Records about charts and figures:
********
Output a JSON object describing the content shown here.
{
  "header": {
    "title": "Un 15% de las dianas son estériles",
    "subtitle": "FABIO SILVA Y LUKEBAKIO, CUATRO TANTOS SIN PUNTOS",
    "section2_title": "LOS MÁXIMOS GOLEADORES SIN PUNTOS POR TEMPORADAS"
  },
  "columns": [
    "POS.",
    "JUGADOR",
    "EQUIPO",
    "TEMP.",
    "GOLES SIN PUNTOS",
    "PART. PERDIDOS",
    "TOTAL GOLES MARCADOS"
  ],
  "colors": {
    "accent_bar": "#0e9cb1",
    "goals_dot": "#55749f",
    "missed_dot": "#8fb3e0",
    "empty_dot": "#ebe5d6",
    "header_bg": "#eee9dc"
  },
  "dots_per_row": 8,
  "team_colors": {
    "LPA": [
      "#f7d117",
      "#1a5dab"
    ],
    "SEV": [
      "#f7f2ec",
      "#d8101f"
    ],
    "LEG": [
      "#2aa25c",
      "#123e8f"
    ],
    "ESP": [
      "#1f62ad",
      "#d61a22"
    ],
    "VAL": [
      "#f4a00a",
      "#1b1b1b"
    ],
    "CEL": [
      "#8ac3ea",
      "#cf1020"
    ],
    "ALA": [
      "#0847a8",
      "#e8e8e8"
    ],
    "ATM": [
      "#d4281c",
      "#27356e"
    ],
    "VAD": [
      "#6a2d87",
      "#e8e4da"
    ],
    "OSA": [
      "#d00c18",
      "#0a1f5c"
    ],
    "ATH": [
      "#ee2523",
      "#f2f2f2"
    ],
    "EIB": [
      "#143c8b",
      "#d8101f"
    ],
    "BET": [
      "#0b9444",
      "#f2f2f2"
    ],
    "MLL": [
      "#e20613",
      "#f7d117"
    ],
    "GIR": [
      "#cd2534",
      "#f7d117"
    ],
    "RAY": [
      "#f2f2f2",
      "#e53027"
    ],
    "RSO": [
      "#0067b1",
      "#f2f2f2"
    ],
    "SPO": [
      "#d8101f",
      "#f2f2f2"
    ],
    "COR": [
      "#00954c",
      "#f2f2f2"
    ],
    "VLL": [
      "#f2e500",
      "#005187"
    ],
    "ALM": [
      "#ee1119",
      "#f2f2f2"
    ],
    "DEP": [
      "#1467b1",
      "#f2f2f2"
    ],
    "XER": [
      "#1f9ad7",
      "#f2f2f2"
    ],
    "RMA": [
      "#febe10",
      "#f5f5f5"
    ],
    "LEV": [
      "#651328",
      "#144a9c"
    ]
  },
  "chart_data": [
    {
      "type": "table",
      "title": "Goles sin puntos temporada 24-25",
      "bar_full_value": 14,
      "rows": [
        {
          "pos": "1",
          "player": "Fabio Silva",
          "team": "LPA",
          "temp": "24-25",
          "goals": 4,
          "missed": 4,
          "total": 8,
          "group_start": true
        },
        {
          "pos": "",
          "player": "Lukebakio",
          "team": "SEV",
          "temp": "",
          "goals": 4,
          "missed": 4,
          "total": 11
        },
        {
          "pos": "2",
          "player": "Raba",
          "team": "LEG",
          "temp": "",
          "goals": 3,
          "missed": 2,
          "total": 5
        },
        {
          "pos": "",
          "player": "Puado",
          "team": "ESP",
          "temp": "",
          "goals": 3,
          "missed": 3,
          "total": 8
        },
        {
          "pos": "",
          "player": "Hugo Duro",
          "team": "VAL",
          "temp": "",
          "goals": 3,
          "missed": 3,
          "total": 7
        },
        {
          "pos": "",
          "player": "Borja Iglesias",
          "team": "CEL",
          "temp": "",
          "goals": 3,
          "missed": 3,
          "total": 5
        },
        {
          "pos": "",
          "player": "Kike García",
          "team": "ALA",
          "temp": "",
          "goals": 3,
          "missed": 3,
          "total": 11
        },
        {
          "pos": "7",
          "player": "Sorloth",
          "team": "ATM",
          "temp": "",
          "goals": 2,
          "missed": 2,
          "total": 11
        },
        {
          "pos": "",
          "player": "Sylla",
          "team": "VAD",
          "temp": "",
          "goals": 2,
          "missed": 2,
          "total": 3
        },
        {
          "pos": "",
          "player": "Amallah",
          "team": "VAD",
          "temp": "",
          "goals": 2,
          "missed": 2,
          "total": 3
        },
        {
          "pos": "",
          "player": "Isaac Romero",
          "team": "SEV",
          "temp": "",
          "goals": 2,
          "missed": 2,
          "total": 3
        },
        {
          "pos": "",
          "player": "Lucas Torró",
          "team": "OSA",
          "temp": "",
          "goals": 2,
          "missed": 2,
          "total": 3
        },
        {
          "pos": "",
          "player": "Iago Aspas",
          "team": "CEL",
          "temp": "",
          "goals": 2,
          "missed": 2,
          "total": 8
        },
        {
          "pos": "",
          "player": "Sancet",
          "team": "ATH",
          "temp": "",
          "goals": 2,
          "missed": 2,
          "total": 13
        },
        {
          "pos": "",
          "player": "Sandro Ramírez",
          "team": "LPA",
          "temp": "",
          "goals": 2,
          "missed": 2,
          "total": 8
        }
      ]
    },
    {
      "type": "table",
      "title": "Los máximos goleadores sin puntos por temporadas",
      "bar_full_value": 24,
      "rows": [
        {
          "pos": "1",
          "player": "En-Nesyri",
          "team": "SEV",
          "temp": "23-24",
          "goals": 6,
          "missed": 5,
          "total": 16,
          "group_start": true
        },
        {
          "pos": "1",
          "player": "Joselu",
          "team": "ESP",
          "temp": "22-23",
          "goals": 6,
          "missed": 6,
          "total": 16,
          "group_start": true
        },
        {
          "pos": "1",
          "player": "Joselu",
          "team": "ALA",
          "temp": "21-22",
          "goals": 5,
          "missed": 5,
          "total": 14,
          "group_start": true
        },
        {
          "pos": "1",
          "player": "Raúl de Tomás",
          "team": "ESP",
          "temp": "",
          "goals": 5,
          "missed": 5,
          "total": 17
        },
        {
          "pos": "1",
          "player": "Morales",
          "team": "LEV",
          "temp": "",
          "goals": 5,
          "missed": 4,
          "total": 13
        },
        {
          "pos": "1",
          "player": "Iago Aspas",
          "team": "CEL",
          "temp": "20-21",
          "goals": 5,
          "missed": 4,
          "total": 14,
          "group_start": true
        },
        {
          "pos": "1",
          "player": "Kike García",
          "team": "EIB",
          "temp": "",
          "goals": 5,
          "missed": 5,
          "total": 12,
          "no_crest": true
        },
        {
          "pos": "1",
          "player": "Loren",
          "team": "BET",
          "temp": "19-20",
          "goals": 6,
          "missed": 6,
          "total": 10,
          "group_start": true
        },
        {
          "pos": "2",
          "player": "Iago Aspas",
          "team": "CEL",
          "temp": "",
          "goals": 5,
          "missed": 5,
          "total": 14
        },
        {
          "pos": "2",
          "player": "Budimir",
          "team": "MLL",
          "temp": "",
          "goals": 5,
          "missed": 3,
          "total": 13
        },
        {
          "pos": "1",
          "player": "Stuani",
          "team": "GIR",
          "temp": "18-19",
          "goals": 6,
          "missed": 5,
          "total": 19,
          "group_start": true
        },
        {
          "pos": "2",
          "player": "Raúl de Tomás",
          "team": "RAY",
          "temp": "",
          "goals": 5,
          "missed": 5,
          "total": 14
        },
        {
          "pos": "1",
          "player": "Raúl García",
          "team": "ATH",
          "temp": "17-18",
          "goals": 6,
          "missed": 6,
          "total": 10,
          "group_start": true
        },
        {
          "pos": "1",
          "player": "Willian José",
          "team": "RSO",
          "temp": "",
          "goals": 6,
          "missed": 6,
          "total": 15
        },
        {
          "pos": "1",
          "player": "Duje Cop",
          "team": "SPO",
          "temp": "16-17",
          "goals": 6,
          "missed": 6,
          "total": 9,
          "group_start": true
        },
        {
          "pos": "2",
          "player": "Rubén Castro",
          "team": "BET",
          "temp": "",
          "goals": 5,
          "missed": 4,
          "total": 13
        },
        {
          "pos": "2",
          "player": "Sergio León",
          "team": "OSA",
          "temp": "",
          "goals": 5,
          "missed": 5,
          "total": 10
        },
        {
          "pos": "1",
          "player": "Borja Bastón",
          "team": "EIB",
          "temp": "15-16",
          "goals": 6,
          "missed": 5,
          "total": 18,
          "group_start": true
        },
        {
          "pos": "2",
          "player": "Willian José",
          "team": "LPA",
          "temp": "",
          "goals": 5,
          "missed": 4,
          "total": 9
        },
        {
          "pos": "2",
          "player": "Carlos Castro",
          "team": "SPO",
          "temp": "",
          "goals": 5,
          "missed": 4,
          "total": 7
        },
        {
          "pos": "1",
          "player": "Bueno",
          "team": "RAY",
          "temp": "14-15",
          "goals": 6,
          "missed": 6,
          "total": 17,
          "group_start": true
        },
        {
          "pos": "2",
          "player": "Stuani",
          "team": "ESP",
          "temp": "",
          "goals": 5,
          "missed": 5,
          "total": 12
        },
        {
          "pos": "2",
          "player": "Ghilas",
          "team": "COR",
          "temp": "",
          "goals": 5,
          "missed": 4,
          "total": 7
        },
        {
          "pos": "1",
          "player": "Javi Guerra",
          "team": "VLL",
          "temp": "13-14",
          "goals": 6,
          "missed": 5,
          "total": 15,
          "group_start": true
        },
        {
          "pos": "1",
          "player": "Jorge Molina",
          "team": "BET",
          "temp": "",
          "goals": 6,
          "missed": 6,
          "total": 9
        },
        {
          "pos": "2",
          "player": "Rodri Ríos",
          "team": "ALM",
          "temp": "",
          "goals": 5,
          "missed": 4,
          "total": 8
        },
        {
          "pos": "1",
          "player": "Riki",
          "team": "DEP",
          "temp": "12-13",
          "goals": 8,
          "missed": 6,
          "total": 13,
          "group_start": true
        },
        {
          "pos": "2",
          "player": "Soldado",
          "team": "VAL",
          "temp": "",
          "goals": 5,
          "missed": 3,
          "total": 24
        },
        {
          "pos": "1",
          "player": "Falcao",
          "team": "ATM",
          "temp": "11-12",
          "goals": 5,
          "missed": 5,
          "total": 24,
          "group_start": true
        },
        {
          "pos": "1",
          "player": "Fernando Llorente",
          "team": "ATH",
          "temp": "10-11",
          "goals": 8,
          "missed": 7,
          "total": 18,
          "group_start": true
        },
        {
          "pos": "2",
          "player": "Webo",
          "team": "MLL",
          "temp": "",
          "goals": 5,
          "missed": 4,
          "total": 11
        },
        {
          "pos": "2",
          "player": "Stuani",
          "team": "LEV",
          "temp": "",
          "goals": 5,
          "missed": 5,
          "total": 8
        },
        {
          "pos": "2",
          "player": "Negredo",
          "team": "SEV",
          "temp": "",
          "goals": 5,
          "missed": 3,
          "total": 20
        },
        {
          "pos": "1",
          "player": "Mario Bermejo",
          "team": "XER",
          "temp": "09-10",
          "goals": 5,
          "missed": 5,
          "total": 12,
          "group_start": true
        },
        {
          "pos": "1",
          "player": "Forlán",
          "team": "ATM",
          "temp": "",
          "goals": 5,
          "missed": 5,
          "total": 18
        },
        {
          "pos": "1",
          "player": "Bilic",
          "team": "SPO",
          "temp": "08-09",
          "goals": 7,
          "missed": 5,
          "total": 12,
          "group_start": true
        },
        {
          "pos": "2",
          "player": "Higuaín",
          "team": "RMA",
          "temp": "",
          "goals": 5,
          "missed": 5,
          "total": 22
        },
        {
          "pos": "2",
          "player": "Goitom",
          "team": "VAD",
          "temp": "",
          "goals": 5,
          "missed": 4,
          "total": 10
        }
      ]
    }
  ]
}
********
= Task statement =
Search the lines above for the string "Borja", then show every one that has it.

= Full answer =
          "player": "Borja Iglesias",
          "player": "Borja Bastón",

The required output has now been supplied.